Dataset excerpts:

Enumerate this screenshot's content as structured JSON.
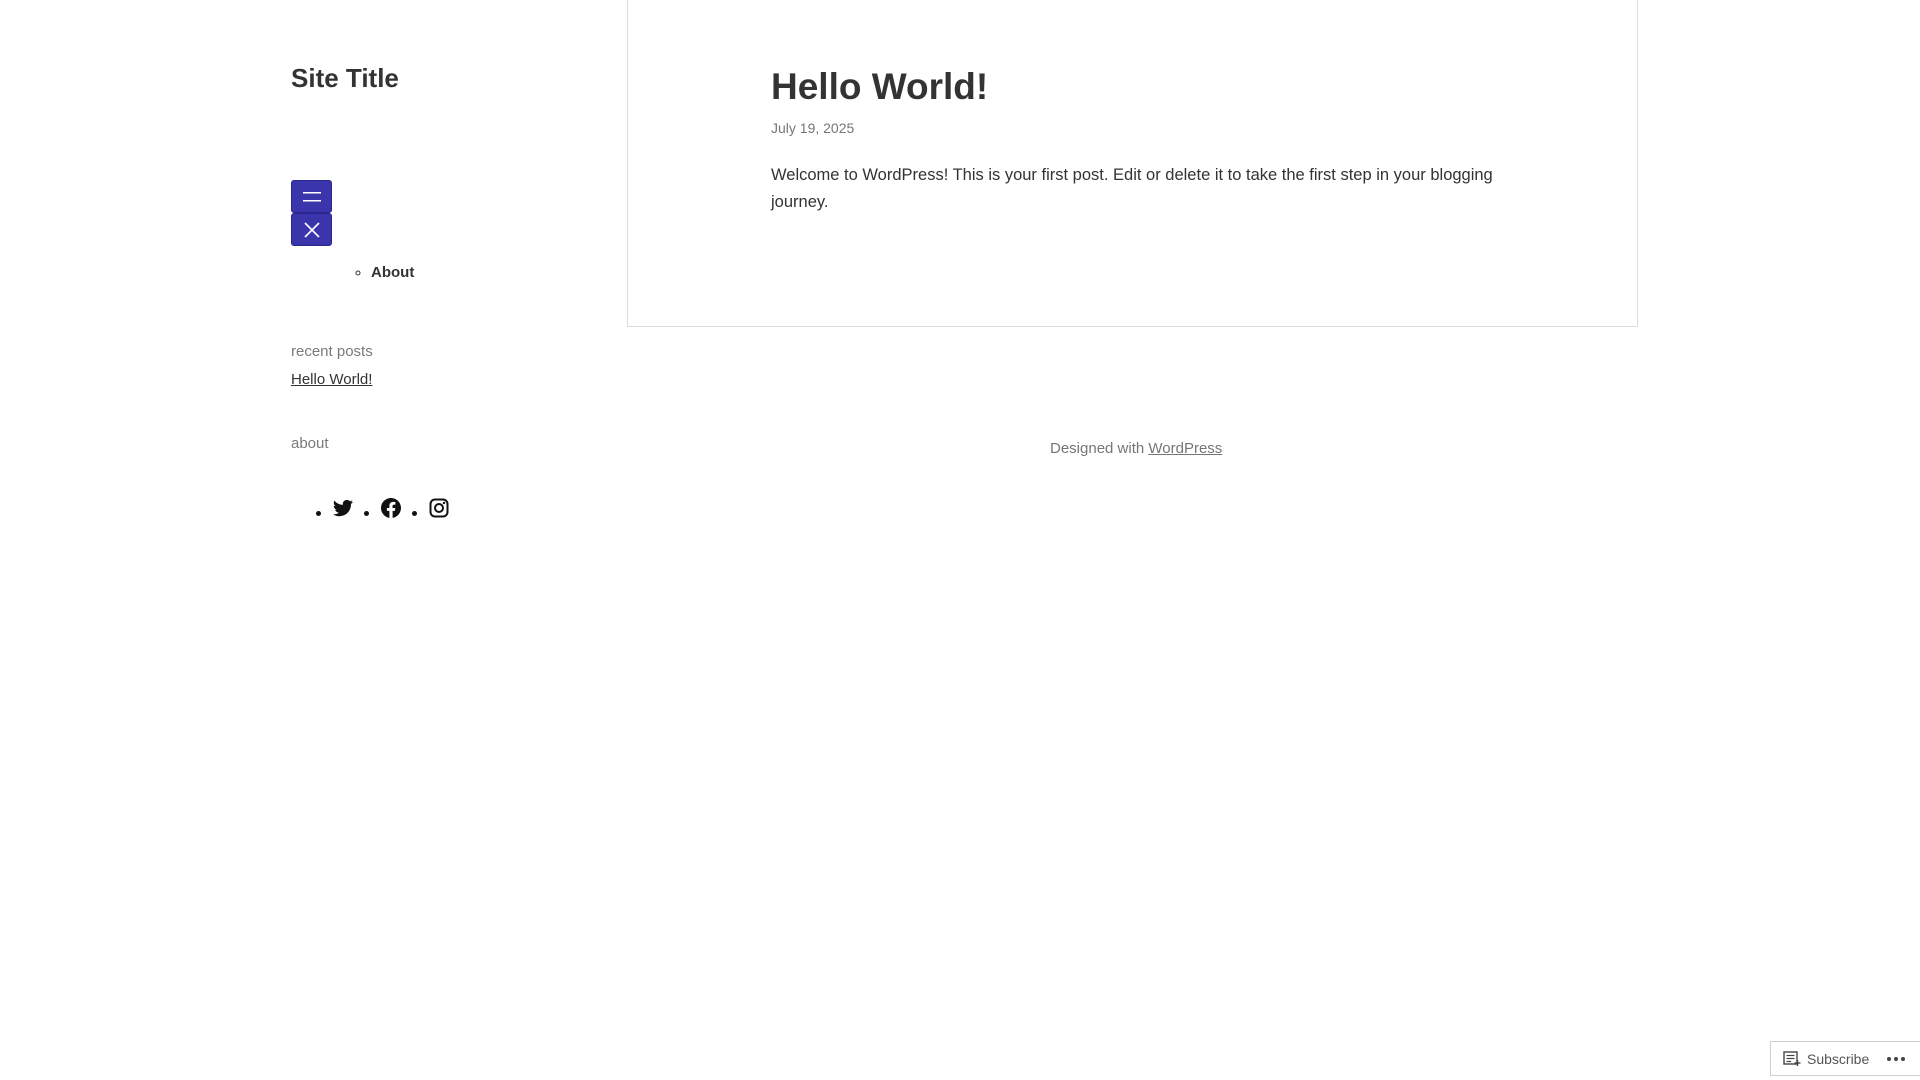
{
  "site": {
    "title": "Site Title"
  },
  "navigation": {
    "items": [
      {
        "label": "About"
      }
    ]
  },
  "sidebar": {
    "recent_posts_heading": "recent posts",
    "recent_posts": [
      {
        "label": "Hello World!"
      }
    ],
    "about_heading": "about",
    "social_icons": [
      "twitter-icon",
      "facebook-icon",
      "instagram-icon"
    ]
  },
  "post": {
    "title": "Hello World!",
    "date": "July 19, 2025",
    "content": "Welcome to WordPress! This is your first post. Edit or delete it to take the first step in your blogging journey."
  },
  "footer": {
    "credit_prefix": "Designed with",
    "credit_link": "WordPress"
  },
  "subscribe_bar": {
    "subscribe_label": "Subscribe",
    "more_icon": "ellipsis-icon"
  },
  "colors": {
    "menu_button_bg": "#3a35ab",
    "text": "#333333",
    "muted": "#767676"
  }
}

> [EXERCISE INSTRUCTIONS]
Write out all the entries word for word, but skip any images.

> [SOLUTION]
Enumerate this screenshot's content as structured JSON.
{
  "site": {
    "title": "Site Title"
  },
  "navigation": {
    "items": [
      {
        "label": "About"
      }
    ]
  },
  "sidebar": {
    "recent_posts_heading": "recent posts",
    "recent_posts": [
      {
        "label": "Hello World!"
      }
    ],
    "about_heading": "about",
    "social_icons": [
      "twitter-icon",
      "facebook-icon",
      "instagram-icon"
    ]
  },
  "post": {
    "title": "Hello World!",
    "date": "July 19, 2025",
    "content": "Welcome to WordPress! This is your first post. Edit or delete it to take the first step in your blogging journey."
  },
  "footer": {
    "credit_prefix": "Designed with",
    "credit_link": "WordPress"
  },
  "subscribe_bar": {
    "subscribe_label": "Subscribe",
    "more_icon": "ellipsis-icon"
  },
  "colors": {
    "menu_button_bg": "#3a35ab",
    "text": "#333333",
    "muted": "#767676"
  }
}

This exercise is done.